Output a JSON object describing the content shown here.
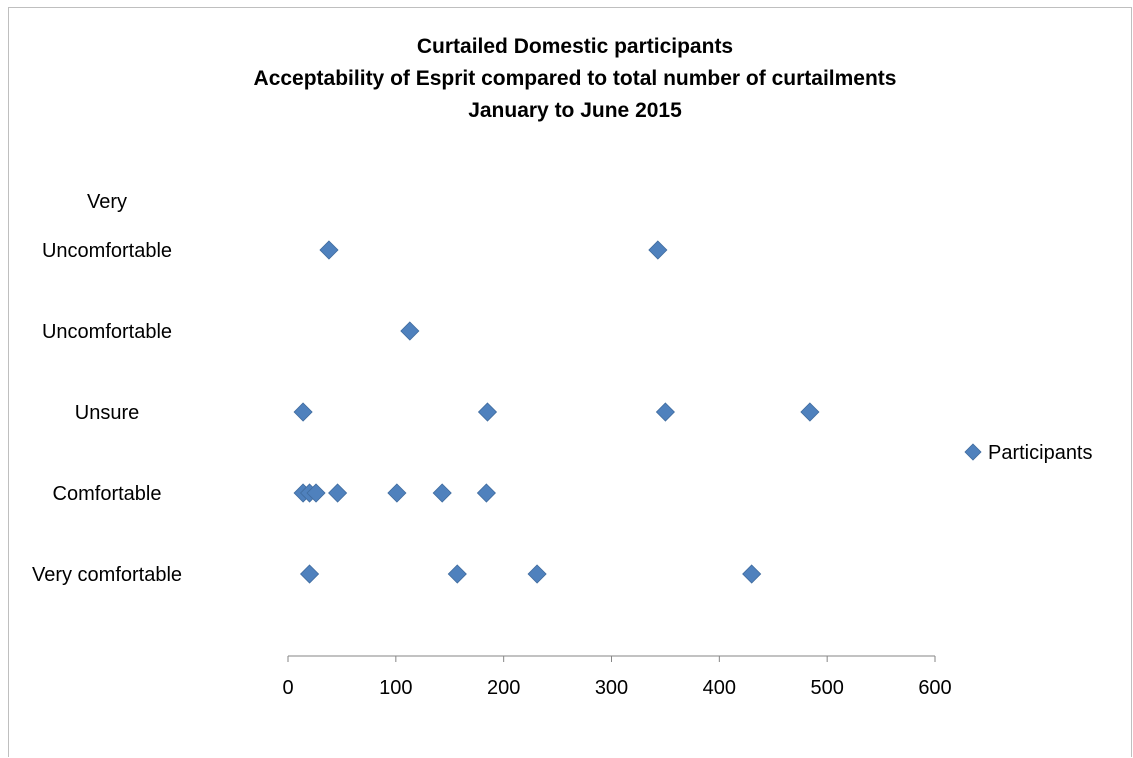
{
  "chart_data": {
    "type": "scatter",
    "title": [
      "Curtailed Domestic participants",
      "Acceptability of Esprit compared to total number of curtailments",
      "January to June 2015"
    ],
    "xlabel": "",
    "ylabel": "",
    "xlim": [
      0,
      600
    ],
    "x_ticks": [
      0,
      100,
      200,
      300,
      400,
      500,
      600
    ],
    "x_tick_labels": [
      "0",
      "100",
      "200",
      "300",
      "400",
      "500",
      "600"
    ],
    "y_categories": [
      "Very comfortable",
      "Comfortable",
      "Unsure",
      "Uncomfortable",
      "Very Uncomfortable"
    ],
    "y_category_label_lines": [
      [
        "Very comfortable"
      ],
      [
        "Comfortable"
      ],
      [
        "Unsure"
      ],
      [
        "Uncomfortable"
      ],
      [
        "Very",
        "Uncomfortable"
      ]
    ],
    "y_values": [
      1,
      2,
      3,
      4,
      5
    ],
    "grid": false,
    "legend_position": "right",
    "series": [
      {
        "name": "Participants",
        "color": "#4f81bd",
        "marker": "diamond",
        "points": [
          {
            "x": 38,
            "y": 5
          },
          {
            "x": 343,
            "y": 5
          },
          {
            "x": 113,
            "y": 4
          },
          {
            "x": 14,
            "y": 3
          },
          {
            "x": 185,
            "y": 3
          },
          {
            "x": 350,
            "y": 3
          },
          {
            "x": 484,
            "y": 3
          },
          {
            "x": 14,
            "y": 2
          },
          {
            "x": 20,
            "y": 2
          },
          {
            "x": 26,
            "y": 2
          },
          {
            "x": 46,
            "y": 2
          },
          {
            "x": 101,
            "y": 2
          },
          {
            "x": 143,
            "y": 2
          },
          {
            "x": 184,
            "y": 2
          },
          {
            "x": 20,
            "y": 1
          },
          {
            "x": 157,
            "y": 1
          },
          {
            "x": 231,
            "y": 1
          },
          {
            "x": 430,
            "y": 1
          }
        ]
      }
    ]
  }
}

════════════════════

▶ TASK
Quote the material in full and exactly; do not carry over its pictures.

▶ RESULT
Output a JSON object describing the content shown here.
{
  "chart_data": {
    "type": "scatter",
    "title": [
      "Curtailed Domestic participants",
      "Acceptability of Esprit compared to total number of curtailments",
      "January to June 2015"
    ],
    "xlabel": "",
    "ylabel": "",
    "xlim": [
      0,
      600
    ],
    "x_ticks": [
      0,
      100,
      200,
      300,
      400,
      500,
      600
    ],
    "x_tick_labels": [
      "0",
      "100",
      "200",
      "300",
      "400",
      "500",
      "600"
    ],
    "y_categories": [
      "Very comfortable",
      "Comfortable",
      "Unsure",
      "Uncomfortable",
      "Very Uncomfortable"
    ],
    "y_category_label_lines": [
      [
        "Very comfortable"
      ],
      [
        "Comfortable"
      ],
      [
        "Unsure"
      ],
      [
        "Uncomfortable"
      ],
      [
        "Very",
        "Uncomfortable"
      ]
    ],
    "y_values": [
      1,
      2,
      3,
      4,
      5
    ],
    "grid": false,
    "legend_position": "right",
    "series": [
      {
        "name": "Participants",
        "color": "#4f81bd",
        "marker": "diamond",
        "points": [
          {
            "x": 38,
            "y": 5
          },
          {
            "x": 343,
            "y": 5
          },
          {
            "x": 113,
            "y": 4
          },
          {
            "x": 14,
            "y": 3
          },
          {
            "x": 185,
            "y": 3
          },
          {
            "x": 350,
            "y": 3
          },
          {
            "x": 484,
            "y": 3
          },
          {
            "x": 14,
            "y": 2
          },
          {
            "x": 20,
            "y": 2
          },
          {
            "x": 26,
            "y": 2
          },
          {
            "x": 46,
            "y": 2
          },
          {
            "x": 101,
            "y": 2
          },
          {
            "x": 143,
            "y": 2
          },
          {
            "x": 184,
            "y": 2
          },
          {
            "x": 20,
            "y": 1
          },
          {
            "x": 157,
            "y": 1
          },
          {
            "x": 231,
            "y": 1
          },
          {
            "x": 430,
            "y": 1
          }
        ]
      }
    ]
  }
}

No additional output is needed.